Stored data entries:
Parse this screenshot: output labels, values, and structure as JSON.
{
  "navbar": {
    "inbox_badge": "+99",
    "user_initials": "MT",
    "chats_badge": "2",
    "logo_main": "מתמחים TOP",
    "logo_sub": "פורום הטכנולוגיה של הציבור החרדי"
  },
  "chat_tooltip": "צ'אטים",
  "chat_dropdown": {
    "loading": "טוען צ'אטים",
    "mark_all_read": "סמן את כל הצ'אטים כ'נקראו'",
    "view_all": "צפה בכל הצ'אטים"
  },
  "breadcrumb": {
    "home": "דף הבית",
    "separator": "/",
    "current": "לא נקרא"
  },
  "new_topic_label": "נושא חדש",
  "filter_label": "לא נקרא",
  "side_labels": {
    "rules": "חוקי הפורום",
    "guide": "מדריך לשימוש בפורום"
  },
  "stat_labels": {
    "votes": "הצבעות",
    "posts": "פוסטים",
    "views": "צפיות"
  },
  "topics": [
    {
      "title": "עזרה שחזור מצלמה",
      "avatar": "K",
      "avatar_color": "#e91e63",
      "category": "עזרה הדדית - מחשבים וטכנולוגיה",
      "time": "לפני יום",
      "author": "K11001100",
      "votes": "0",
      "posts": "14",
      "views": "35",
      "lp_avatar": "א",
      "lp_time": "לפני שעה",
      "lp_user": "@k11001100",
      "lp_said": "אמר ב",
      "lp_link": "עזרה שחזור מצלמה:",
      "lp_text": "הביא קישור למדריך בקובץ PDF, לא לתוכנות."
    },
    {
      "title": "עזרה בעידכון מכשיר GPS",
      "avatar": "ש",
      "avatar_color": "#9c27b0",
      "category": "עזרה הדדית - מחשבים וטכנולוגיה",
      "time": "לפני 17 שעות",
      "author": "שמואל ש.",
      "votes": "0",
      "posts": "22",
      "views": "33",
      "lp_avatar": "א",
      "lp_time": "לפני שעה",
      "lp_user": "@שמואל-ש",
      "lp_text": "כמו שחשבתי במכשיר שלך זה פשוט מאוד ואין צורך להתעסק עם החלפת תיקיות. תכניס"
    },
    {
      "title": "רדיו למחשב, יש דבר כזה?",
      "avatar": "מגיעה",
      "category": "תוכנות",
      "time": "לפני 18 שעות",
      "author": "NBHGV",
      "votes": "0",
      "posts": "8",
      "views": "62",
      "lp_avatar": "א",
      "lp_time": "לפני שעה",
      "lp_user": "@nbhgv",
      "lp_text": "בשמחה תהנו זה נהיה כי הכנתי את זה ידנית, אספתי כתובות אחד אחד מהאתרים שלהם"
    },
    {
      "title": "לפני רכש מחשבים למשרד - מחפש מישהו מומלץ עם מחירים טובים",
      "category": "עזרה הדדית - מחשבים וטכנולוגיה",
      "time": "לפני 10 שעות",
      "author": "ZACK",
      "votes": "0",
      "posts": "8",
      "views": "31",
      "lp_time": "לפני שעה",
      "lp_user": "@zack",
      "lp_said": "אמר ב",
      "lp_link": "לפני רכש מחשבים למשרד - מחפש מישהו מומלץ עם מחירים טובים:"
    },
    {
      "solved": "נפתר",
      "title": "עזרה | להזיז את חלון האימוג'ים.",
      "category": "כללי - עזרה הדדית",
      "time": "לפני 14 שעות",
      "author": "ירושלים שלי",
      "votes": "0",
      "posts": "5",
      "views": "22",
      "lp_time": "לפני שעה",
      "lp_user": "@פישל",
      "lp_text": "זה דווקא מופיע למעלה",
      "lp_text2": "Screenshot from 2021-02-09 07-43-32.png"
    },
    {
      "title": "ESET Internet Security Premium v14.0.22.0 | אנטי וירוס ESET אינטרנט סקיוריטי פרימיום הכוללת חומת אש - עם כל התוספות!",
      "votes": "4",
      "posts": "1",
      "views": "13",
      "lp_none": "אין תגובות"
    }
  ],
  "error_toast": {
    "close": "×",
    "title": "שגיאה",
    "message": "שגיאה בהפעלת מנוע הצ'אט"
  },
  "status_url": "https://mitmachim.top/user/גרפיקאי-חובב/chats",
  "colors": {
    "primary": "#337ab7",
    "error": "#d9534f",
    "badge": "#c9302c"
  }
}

■ **Job**
Across the material above, how many lines include the string "מצלמה"? Only the number is wanted.

■ **Result of the exercise**
2